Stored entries
============================================================

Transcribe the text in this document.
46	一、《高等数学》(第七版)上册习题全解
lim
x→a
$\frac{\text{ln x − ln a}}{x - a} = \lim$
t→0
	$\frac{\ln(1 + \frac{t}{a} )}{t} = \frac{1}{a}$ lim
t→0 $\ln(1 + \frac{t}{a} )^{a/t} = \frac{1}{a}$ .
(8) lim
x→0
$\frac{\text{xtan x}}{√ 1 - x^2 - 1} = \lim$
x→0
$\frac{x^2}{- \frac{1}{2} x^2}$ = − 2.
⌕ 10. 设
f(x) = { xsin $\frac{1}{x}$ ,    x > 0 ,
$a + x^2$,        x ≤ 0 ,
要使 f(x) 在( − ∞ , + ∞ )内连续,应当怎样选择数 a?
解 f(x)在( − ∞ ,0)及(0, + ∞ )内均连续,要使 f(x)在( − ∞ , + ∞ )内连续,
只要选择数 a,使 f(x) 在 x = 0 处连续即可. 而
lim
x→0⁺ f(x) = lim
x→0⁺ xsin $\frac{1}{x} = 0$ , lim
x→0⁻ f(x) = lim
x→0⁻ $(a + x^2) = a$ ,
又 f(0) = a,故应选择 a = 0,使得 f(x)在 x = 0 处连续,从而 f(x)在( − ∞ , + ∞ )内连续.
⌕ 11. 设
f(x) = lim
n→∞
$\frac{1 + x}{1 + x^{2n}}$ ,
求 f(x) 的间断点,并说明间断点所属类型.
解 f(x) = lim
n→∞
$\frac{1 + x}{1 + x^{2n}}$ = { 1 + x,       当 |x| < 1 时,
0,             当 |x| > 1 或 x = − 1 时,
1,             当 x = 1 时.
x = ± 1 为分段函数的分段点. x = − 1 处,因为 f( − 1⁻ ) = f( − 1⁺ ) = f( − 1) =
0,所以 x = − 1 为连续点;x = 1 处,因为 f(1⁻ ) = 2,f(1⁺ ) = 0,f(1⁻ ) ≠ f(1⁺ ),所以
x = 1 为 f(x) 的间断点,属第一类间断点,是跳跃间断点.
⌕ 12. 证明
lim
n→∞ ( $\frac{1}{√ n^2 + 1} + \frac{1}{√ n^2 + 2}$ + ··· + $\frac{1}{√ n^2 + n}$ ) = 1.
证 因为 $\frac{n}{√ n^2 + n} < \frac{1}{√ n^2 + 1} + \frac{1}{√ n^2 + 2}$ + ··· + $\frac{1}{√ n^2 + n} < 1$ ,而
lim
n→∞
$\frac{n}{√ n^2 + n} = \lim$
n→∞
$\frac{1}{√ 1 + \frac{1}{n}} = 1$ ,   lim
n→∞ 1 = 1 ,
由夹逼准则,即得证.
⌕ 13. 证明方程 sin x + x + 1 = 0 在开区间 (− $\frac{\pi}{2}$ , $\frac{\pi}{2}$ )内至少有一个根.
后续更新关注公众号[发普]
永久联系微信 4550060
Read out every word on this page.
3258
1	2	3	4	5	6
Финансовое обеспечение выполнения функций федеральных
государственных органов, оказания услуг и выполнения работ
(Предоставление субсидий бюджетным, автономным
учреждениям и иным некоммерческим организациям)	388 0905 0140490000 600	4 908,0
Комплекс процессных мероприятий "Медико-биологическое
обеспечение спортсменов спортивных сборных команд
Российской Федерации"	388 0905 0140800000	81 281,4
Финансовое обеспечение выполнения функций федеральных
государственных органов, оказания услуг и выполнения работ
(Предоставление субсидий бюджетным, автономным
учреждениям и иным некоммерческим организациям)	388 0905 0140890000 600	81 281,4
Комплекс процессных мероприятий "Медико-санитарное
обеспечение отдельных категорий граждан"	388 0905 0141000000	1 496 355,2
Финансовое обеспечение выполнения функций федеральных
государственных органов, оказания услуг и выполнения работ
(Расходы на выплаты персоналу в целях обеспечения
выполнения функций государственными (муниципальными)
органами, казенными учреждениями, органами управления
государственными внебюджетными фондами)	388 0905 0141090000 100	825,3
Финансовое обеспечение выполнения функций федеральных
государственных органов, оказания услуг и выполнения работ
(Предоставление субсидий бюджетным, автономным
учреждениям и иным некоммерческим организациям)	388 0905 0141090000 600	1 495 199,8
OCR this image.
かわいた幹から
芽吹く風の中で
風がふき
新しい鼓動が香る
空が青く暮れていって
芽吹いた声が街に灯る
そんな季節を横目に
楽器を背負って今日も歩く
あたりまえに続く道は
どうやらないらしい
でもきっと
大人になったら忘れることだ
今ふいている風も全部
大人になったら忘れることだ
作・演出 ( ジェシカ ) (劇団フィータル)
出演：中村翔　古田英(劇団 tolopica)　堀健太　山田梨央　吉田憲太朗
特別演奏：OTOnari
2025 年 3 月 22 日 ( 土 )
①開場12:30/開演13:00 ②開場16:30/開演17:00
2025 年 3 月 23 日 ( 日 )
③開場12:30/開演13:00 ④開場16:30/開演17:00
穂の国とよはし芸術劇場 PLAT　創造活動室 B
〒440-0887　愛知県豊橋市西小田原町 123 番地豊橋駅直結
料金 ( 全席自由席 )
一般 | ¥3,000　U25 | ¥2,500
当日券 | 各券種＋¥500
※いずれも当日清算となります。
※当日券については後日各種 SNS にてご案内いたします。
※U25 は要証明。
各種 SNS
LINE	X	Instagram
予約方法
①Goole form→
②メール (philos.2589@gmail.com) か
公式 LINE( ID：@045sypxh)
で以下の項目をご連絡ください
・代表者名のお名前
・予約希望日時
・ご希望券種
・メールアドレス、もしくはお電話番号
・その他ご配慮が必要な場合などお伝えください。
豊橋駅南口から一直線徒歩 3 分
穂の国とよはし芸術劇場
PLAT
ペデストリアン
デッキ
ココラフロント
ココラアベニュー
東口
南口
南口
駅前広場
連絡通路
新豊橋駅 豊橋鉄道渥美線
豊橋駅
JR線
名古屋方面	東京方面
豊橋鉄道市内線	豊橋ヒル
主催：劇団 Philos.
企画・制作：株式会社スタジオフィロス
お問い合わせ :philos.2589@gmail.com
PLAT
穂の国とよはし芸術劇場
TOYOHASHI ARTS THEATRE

============================================================

- **PROBLEM DETAILS**: Write the entries again, exactly as they stand.

- **TASK OUTPUT**:
Transcribe the text in this document.
46	一、《高等数学》(第七版)上册习题全解
lim
x→a
$\frac{\text{ln x − ln a}}{x - a} = \lim$
t→0
	$\frac{\ln(1 + \frac{t}{a} )}{t} = \frac{1}{a}$ lim
t→0 $\ln(1 + \frac{t}{a} )^{a/t} = \frac{1}{a}$ .
(8) lim
x→0
$\frac{\text{xtan x}}{√ 1 - x^2 - 1} = \lim$
x→0
$\frac{x^2}{- \frac{1}{2} x^2}$ = − 2.
⌕ 10. 设
f(x) = { xsin $\frac{1}{x}$ ,    x > 0 ,
$a + x^2$,        x ≤ 0 ,
要使 f(x) 在( − ∞ , + ∞ )内连续,应当怎样选择数 a?
解 f(x)在( − ∞ ,0)及(0, + ∞ )内均连续,要使 f(x)在( − ∞ , + ∞ )内连续,
只要选择数 a,使 f(x) 在 x = 0 处连续即可. 而
lim
x→0⁺ f(x) = lim
x→0⁺ xsin $\frac{1}{x} = 0$ , lim
x→0⁻ f(x) = lim
x→0⁻ $(a + x^2) = a$ ,
又 f(0) = a,故应选择 a = 0,使得 f(x)在 x = 0 处连续,从而 f(x)在( − ∞ , + ∞ )内连续.
⌕ 11. 设
f(x) = lim
n→∞
$\frac{1 + x}{1 + x^{2n}}$ ,
求 f(x) 的间断点,并说明间断点所属类型.
解 f(x) = lim
n→∞
$\frac{1 + x}{1 + x^{2n}}$ = { 1 + x,       当 |x| < 1 时,
0,             当 |x| > 1 或 x = − 1 时,
1,             当 x = 1 时.
x = ± 1 为分段函数的分段点. x = − 1 处,因为 f( − 1⁻ ) = f( − 1⁺ ) = f( − 1) =
0,所以 x = − 1 为连续点;x = 1 处,因为 f(1⁻ ) = 2,f(1⁺ ) = 0,f(1⁻ ) ≠ f(1⁺ ),所以
x = 1 为 f(x) 的间断点,属第一类间断点,是跳跃间断点.
⌕ 12. 证明
lim
n→∞ ( $\frac{1}{√ n^2 + 1} + \frac{1}{√ n^2 + 2}$ + ··· + $\frac{1}{√ n^2 + n}$ ) = 1.
证 因为 $\frac{n}{√ n^2 + n} < \frac{1}{√ n^2 + 1} + \frac{1}{√ n^2 + 2}$ + ··· + $\frac{1}{√ n^2 + n} < 1$ ,而
lim
n→∞
$\frac{n}{√ n^2 + n} = \lim$
n→∞
$\frac{1}{√ 1 + \frac{1}{n}} = 1$ ,   lim
n→∞ 1 = 1 ,
由夹逼准则,即得证.
⌕ 13. 证明方程 sin x + x + 1 = 0 在开区间 (− $\frac{\pi}{2}$ , $\frac{\pi}{2}$ )内至少有一个根.
后续更新关注公众号[发普]
永久联系微信 4550060
Read out every word on this page.
3258
1	2	3	4	5	6
Финансовое обеспечение выполнения функций федеральных
государственных органов, оказания услуг и выполнения работ
(Предоставление субсидий бюджетным, автономным
учреждениям и иным некоммерческим организациям)	388 0905 0140490000 600	4 908,0
Комплекс процессных мероприятий "Медико-биологическое
обеспечение спортсменов спортивных сборных команд
Российской Федерации"	388 0905 0140800000	81 281,4
Финансовое обеспечение выполнения функций федеральных
государственных органов, оказания услуг и выполнения работ
(Предоставление субсидий бюджетным, автономным
учреждениям и иным некоммерческим организациям)	388 0905 0140890000 600	81 281,4
Комплекс процессных мероприятий "Медико-санитарное
обеспечение отдельных категорий граждан"	388 0905 0141000000	1 496 355,2
Финансовое обеспечение выполнения функций федеральных
государственных органов, оказания услуг и выполнения работ
(Расходы на выплаты персоналу в целях обеспечения
выполнения функций государственными (муниципальными)
органами, казенными учреждениями, органами управления
государственными внебюджетными фондами)	388 0905 0141090000 100	825,3
Финансовое обеспечение выполнения функций федеральных
государственных органов, оказания услуг и выполнения работ
(Предоставление субсидий бюджетным, автономным
учреждениям и иным некоммерческим организациям)	388 0905 0141090000 600	1 495 199,8
OCR this image.
かわいた幹から
芽吹く風の中で
風がふき
新しい鼓動が香る
空が青く暮れていって
芽吹いた声が街に灯る
そんな季節を横目に
楽器を背負って今日も歩く
あたりまえに続く道は
どうやらないらしい
でもきっと
大人になったら忘れることだ
今ふいている風も全部
大人になったら忘れることだ
作・演出 ( ジェシカ ) (劇団フィータル)
出演：中村翔　古田英(劇団 tolopica)　堀健太　山田梨央　吉田憲太朗
特別演奏：OTOnari
2025 年 3 月 22 日 ( 土 )
①開場12:30/開演13:00 ②開場16:30/開演17:00
2025 年 3 月 23 日 ( 日 )
③開場12:30/開演13:00 ④開場16:30/開演17:00
穂の国とよはし芸術劇場 PLAT　創造活動室 B
〒440-0887　愛知県豊橋市西小田原町 123 番地豊橋駅直結
料金 ( 全席自由席 )
一般 | ¥3,000　U25 | ¥2,500
当日券 | 各券種＋¥500
※いずれも当日清算となります。
※当日券については後日各種 SNS にてご案内いたします。
※U25 は要証明。
各種 SNS
LINE	X	Instagram
予約方法
①Goole form→
②メール (philos.2589@gmail.com) か
公式 LINE( ID：@045sypxh)
で以下の項目をご連絡ください
・代表者名のお名前
・予約希望日時
・ご希望券種
・メールアドレス、もしくはお電話番号
・その他ご配慮が必要な場合などお伝えください。
豊橋駅南口から一直線徒歩 3 分
穂の国とよはし芸術劇場
PLAT
ペデストリアン
デッキ
ココラフロント
ココラアベニュー
東口
南口
南口
駅前広場
連絡通路
新豊橋駅 豊橋鉄道渥美線
豊橋駅
JR線
名古屋方面	東京方面
豊橋鉄道市内線	豊橋ヒル
主催：劇団 Philos.
企画・制作：株式会社スタジオフィロス
お問い合わせ :philos.2589@gmail.com
PLAT
穂の国とよはし芸術劇場
TOYOHASHI ARTS THEATRE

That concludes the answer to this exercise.